§ Written request: Scan the data below and pick out the lines containing the word "bude".

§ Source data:

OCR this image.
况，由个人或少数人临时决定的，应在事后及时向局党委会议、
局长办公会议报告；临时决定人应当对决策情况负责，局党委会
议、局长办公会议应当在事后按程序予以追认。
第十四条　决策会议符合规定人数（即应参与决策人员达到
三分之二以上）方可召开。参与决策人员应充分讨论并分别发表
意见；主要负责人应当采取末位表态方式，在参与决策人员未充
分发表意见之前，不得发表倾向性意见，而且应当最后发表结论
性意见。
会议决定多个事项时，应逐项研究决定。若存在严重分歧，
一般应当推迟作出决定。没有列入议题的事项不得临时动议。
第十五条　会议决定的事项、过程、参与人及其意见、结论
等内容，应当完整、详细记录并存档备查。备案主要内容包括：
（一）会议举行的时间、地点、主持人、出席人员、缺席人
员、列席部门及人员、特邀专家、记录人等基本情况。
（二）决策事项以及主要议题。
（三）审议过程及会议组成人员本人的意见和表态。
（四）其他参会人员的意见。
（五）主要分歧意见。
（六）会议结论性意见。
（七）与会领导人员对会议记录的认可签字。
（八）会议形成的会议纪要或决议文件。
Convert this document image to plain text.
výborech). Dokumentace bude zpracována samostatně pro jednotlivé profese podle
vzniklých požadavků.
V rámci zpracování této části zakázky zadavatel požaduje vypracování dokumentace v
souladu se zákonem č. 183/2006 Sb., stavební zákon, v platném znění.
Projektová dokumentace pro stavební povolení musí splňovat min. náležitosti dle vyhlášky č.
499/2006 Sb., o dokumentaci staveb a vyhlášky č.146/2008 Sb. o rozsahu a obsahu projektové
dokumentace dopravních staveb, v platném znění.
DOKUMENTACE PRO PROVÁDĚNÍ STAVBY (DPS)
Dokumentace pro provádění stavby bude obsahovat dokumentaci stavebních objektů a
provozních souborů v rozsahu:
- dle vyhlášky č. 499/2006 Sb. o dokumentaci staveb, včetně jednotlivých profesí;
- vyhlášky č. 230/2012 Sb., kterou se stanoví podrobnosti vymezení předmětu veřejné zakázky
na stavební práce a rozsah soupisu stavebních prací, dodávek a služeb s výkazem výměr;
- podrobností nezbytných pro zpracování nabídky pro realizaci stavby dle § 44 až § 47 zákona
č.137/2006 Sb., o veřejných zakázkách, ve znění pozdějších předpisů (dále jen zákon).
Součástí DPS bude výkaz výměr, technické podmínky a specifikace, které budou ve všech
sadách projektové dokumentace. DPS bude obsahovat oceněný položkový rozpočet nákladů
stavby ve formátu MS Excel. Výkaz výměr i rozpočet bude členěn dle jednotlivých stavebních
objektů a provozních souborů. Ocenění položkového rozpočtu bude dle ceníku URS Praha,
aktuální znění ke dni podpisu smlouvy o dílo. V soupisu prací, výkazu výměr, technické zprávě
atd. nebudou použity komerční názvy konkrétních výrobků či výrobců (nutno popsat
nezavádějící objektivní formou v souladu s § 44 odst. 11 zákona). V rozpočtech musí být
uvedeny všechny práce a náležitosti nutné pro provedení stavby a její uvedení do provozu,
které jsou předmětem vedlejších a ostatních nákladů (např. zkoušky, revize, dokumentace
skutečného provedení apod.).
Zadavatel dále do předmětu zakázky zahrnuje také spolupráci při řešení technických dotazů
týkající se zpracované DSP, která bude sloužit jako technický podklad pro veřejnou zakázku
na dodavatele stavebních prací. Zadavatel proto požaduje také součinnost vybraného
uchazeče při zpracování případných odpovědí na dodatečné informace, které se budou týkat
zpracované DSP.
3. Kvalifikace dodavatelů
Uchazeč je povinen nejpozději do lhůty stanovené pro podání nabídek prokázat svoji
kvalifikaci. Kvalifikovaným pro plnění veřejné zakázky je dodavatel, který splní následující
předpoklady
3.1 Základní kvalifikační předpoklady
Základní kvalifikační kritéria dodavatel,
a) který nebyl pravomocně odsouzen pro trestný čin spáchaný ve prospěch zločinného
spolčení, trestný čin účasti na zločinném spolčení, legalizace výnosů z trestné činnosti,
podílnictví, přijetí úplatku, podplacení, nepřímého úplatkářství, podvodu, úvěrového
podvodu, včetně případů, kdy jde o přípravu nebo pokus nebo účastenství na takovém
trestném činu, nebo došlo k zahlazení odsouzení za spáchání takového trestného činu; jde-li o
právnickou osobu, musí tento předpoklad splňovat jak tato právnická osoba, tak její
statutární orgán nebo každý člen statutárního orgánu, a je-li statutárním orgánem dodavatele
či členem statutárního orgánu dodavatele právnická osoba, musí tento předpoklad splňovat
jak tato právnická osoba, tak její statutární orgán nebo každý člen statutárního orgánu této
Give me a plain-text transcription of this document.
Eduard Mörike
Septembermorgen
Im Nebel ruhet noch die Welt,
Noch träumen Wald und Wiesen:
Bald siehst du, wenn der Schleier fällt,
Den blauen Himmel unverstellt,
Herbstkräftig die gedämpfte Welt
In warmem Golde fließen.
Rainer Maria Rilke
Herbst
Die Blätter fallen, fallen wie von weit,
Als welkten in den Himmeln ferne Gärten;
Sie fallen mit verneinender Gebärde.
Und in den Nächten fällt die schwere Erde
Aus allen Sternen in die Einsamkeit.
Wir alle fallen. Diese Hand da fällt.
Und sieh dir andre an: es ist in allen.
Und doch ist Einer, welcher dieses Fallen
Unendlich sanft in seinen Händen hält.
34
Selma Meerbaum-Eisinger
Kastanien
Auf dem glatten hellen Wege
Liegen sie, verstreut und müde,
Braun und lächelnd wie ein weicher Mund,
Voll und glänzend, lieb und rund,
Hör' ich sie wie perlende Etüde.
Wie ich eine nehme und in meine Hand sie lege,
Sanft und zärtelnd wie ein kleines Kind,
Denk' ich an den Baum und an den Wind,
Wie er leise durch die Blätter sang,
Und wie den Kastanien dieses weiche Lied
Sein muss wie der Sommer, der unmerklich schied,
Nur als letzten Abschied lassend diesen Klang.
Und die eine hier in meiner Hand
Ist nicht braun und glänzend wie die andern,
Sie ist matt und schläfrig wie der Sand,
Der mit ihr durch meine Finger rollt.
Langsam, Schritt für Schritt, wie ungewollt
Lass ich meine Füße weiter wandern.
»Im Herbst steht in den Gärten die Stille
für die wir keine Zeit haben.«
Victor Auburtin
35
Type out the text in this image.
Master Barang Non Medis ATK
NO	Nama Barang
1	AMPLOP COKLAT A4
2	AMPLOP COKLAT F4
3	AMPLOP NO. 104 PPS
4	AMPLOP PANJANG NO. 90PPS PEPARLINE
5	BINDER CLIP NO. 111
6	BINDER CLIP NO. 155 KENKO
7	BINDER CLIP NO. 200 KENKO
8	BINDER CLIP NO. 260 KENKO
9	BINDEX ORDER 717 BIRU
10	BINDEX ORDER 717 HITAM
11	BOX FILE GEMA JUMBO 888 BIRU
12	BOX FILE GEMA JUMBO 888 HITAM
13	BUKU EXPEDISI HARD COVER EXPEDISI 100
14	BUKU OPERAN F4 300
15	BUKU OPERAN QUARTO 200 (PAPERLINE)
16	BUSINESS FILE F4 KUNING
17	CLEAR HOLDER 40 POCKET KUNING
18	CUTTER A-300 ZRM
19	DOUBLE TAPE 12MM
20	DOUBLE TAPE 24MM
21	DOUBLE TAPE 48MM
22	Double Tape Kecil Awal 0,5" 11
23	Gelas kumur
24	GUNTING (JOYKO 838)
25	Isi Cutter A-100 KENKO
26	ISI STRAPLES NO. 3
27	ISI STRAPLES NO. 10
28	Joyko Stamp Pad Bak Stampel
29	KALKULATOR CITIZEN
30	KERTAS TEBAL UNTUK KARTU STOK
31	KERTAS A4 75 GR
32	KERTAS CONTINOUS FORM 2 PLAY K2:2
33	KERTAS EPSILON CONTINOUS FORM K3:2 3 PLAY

§ Result for this exercise:
výborech). Dokumentace bude zpracována samostatně pro jednotlivé profese podle
Dokumentace pro provádění stavby bude obsahovat dokumentaci stavebních objektů a
Součástí DPS bude výkaz výměr, technické podmínky a specifikace, které budou ve všech
sadách projektové dokumentace. DPS bude obsahovat oceněný položkový rozpočet nákladů
stavby ve formátu MS Excel. Výkaz výměr i rozpočet bude členěn dle jednotlivých stavebních
objektů a provozních souborů. Ocenění položkového rozpočtu bude dle ceníku URS Praha,
týkající se zpracované DSP, která bude sloužit jako technický podklad pro veřejnou zakázku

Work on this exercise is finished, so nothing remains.